Exercise directions:
List all the lines in these records that hold "Binned".

(Records from a data source)

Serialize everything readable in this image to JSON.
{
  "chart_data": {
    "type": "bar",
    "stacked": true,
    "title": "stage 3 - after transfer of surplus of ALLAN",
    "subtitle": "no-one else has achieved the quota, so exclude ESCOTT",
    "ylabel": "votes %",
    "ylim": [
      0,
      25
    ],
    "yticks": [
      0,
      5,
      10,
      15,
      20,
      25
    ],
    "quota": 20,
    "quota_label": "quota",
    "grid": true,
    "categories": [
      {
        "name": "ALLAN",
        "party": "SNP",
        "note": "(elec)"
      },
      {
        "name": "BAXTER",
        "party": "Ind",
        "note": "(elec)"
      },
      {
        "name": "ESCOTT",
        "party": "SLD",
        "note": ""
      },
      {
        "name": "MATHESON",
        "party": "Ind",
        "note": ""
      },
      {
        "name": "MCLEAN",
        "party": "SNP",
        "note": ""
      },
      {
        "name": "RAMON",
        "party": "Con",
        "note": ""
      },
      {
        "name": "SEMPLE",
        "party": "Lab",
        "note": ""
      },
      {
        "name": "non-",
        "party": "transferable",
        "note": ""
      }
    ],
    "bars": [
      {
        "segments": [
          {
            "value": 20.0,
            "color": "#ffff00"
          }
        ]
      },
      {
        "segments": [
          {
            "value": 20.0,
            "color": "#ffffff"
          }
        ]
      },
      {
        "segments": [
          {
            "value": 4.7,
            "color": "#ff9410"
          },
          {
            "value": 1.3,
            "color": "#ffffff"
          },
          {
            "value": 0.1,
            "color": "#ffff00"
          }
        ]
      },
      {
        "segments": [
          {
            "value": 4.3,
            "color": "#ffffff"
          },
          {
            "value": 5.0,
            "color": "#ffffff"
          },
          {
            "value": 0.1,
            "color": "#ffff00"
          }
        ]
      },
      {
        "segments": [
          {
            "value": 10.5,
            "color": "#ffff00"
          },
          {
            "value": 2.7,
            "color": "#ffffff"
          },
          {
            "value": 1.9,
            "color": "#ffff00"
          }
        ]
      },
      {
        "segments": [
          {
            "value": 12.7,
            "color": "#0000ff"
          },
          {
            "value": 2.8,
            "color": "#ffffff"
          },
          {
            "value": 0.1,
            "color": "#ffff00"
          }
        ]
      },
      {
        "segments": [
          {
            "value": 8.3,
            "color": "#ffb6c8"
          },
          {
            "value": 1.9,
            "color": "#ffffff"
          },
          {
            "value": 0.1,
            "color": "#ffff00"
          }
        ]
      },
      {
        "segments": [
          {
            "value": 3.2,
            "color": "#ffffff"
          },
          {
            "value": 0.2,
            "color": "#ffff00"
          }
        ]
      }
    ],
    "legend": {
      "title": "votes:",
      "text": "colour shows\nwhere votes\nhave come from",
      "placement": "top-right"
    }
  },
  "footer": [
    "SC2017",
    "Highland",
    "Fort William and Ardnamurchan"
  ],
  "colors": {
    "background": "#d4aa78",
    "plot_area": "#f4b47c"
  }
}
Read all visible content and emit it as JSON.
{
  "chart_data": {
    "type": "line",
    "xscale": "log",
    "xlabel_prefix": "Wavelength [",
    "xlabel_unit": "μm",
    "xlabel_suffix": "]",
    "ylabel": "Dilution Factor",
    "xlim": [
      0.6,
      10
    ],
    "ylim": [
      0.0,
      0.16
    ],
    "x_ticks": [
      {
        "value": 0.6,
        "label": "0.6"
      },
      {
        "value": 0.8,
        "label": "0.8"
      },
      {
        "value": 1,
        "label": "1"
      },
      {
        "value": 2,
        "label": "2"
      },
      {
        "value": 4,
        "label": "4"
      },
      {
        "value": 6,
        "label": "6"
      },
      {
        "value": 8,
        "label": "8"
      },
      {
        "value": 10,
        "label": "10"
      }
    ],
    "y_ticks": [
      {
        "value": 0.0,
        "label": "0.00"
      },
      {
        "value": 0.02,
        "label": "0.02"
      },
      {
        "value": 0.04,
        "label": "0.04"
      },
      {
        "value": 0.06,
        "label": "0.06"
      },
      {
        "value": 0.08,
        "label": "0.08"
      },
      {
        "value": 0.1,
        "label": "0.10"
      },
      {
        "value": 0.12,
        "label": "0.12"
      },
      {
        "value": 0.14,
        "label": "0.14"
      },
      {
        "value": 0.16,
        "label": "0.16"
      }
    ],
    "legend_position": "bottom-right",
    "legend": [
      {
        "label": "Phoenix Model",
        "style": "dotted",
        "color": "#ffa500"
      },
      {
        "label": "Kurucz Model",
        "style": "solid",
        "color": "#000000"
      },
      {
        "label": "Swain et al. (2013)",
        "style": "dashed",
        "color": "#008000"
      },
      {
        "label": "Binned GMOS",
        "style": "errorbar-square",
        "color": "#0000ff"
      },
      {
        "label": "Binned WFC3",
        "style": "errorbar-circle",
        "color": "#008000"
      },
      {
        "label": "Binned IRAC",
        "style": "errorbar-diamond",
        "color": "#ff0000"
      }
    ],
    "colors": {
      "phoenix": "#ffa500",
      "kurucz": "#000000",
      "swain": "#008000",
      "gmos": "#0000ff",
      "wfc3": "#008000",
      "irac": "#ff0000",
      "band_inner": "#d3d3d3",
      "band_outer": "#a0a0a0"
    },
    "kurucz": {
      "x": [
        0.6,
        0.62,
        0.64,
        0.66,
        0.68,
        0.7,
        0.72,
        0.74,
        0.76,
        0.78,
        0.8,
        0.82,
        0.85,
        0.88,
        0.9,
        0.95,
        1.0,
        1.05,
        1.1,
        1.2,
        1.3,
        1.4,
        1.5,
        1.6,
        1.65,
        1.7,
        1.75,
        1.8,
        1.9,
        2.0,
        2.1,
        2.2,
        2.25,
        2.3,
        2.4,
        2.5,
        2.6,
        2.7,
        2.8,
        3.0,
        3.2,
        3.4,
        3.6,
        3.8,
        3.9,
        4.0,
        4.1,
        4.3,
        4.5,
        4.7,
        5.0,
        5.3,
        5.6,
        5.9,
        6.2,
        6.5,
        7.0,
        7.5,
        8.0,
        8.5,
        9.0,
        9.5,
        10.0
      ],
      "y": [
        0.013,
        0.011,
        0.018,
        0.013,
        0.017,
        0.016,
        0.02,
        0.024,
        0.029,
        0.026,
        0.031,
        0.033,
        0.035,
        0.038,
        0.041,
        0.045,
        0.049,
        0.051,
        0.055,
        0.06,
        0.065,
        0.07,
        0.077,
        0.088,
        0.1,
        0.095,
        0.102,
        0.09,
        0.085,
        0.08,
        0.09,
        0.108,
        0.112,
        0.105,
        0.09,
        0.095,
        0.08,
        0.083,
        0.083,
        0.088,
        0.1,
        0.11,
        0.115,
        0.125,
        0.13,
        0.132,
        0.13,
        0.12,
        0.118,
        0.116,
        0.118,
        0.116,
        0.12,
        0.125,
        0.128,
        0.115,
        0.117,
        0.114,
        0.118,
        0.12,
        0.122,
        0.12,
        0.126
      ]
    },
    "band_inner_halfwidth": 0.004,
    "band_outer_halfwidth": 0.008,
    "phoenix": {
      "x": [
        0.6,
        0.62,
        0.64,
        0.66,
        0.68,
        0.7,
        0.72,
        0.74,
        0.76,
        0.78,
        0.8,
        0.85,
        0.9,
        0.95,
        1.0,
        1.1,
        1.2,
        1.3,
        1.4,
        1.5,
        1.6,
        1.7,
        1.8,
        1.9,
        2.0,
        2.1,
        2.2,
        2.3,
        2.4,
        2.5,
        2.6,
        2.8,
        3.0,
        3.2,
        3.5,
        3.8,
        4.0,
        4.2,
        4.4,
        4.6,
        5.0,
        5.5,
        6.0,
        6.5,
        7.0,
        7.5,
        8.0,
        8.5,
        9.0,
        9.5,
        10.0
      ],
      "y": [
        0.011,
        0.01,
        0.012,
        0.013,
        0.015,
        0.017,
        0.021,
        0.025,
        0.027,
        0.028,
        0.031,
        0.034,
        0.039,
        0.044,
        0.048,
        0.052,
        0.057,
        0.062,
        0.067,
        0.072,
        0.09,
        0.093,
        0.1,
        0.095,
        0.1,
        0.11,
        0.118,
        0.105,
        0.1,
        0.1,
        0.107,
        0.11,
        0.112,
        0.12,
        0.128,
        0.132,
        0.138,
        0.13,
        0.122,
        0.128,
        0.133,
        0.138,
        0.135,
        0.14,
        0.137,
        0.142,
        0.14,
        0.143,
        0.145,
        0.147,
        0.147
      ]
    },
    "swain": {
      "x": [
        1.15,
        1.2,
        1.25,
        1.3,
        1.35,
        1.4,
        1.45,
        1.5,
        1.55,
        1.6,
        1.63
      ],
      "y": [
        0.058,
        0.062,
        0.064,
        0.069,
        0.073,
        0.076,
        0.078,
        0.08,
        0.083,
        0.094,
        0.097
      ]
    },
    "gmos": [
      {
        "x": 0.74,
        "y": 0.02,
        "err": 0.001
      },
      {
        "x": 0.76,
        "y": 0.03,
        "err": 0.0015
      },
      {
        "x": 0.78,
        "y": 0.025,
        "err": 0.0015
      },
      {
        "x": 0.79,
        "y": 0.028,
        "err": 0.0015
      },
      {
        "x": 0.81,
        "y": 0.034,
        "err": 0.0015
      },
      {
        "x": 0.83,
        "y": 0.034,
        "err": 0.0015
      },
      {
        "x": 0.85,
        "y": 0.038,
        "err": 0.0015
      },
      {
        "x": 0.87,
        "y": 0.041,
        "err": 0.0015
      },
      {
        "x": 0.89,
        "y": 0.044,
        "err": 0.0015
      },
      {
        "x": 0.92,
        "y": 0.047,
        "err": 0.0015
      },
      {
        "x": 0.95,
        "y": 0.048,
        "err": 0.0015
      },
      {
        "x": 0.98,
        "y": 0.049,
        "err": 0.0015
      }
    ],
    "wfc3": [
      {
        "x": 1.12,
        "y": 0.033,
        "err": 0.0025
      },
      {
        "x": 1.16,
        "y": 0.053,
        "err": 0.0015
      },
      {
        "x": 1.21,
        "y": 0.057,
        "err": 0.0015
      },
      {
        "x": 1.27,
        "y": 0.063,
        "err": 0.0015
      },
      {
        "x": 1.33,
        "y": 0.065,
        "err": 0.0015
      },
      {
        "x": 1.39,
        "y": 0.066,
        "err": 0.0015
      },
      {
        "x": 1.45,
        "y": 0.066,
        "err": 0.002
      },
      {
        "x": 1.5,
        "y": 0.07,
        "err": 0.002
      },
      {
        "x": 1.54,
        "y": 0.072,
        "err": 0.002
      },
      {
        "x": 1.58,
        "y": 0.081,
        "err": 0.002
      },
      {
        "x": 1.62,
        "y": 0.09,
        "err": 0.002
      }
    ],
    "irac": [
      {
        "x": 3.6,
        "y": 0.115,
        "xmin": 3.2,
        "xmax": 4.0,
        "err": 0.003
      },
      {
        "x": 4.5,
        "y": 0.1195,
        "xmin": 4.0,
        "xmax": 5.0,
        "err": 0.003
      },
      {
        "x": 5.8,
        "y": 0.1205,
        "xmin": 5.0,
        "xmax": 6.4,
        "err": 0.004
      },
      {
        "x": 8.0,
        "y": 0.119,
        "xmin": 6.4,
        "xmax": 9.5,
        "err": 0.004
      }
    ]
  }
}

Expected answer:
        "label": "Binned GMOS",
        "label": "Binned WFC3",
        "label": "Binned IRAC",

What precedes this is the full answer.